[Figure record listings]

+ + + +

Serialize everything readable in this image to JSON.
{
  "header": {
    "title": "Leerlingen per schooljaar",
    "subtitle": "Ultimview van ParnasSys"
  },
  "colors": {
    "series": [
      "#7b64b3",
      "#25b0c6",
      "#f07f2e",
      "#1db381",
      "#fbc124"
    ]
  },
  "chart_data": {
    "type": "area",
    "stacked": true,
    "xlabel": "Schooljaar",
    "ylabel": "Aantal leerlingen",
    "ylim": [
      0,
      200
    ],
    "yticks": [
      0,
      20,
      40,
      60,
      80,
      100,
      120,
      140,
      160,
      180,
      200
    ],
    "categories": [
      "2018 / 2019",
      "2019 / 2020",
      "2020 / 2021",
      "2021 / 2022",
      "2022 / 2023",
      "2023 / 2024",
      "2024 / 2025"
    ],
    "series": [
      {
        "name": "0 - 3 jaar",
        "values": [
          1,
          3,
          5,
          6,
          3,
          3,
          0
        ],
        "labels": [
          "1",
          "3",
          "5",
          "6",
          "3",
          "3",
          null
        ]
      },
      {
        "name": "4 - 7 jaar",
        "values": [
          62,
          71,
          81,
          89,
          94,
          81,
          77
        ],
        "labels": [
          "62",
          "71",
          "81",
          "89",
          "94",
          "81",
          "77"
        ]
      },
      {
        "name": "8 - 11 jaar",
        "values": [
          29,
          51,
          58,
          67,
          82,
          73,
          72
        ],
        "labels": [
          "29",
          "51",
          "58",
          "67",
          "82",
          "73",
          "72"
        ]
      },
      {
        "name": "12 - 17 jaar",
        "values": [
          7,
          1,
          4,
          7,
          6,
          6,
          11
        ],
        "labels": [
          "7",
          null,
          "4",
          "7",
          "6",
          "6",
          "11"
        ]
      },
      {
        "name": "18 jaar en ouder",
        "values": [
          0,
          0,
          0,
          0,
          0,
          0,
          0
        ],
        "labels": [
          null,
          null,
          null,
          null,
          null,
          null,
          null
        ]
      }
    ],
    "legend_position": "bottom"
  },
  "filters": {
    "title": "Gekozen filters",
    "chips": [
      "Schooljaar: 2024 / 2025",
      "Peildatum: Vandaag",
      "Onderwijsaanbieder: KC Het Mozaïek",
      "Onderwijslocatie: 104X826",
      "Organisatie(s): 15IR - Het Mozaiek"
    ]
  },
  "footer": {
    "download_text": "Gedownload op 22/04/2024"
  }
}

+ + + +

WHAT IS ASKED ▸ Quote every line of the data, word for word.

OUTPUT FOR THIS TASK ▸
Serialize everything readable in this image to JSON.
{
  "header": {
    "title": "Leerlingen per schooljaar",
    "subtitle": "Ultimview van ParnasSys"
  },
  "colors": {
    "series": [
      "#7b64b3",
      "#25b0c6",
      "#f07f2e",
      "#1db381",
      "#fbc124"
    ]
  },
  "chart_data": {
    "type": "area",
    "stacked": true,
    "xlabel": "Schooljaar",
    "ylabel": "Aantal leerlingen",
    "ylim": [
      0,
      200
    ],
    "yticks": [
      0,
      20,
      40,
      60,
      80,
      100,
      120,
      140,
      160,
      180,
      200
    ],
    "categories": [
      "2018 / 2019",
      "2019 / 2020",
      "2020 / 2021",
      "2021 / 2022",
      "2022 / 2023",
      "2023 / 2024",
      "2024 / 2025"
    ],
    "series": [
      {
        "name": "0 - 3 jaar",
        "values": [
          1,
          3,
          5,
          6,
          3,
          3,
          0
        ],
        "labels": [
          "1",
          "3",
          "5",
          "6",
          "3",
          "3",
          null
        ]
      },
      {
        "name": "4 - 7 jaar",
        "values": [
          62,
          71,
          81,
          89,
          94,
          81,
          77
        ],
        "labels": [
          "62",
          "71",
          "81",
          "89",
          "94",
          "81",
          "77"
        ]
      },
      {
        "name": "8 - 11 jaar",
        "values": [
          29,
          51,
          58,
          67,
          82,
          73,
          72
        ],
        "labels": [
          "29",
          "51",
          "58",
          "67",
          "82",
          "73",
          "72"
        ]
      },
      {
        "name": "12 - 17 jaar",
        "values": [
          7,
          1,
          4,
          7,
          6,
          6,
          11
        ],
        "labels": [
          "7",
          null,
          "4",
          "7",
          "6",
          "6",
          "11"
        ]
      },
      {
        "name": "18 jaar en ouder",
        "values": [
          0,
          0,
          0,
          0,
          0,
          0,
          0
        ],
        "labels": [
          null,
          null,
          null,
          null,
          null,
          null,
          null
        ]
      }
    ],
    "legend_position": "bottom"
  },
  "filters": {
    "title": "Gekozen filters",
    "chips": [
      "Schooljaar: 2024 / 2025",
      "Peildatum: Vandaag",
      "Onderwijsaanbieder: KC Het Mozaïek",
      "Onderwijslocatie: 104X826",
      "Organisatie(s): 15IR - Het Mozaiek"
    ]
  },
  "footer": {
    "download_text": "Gedownload op 22/04/2024"
  }
}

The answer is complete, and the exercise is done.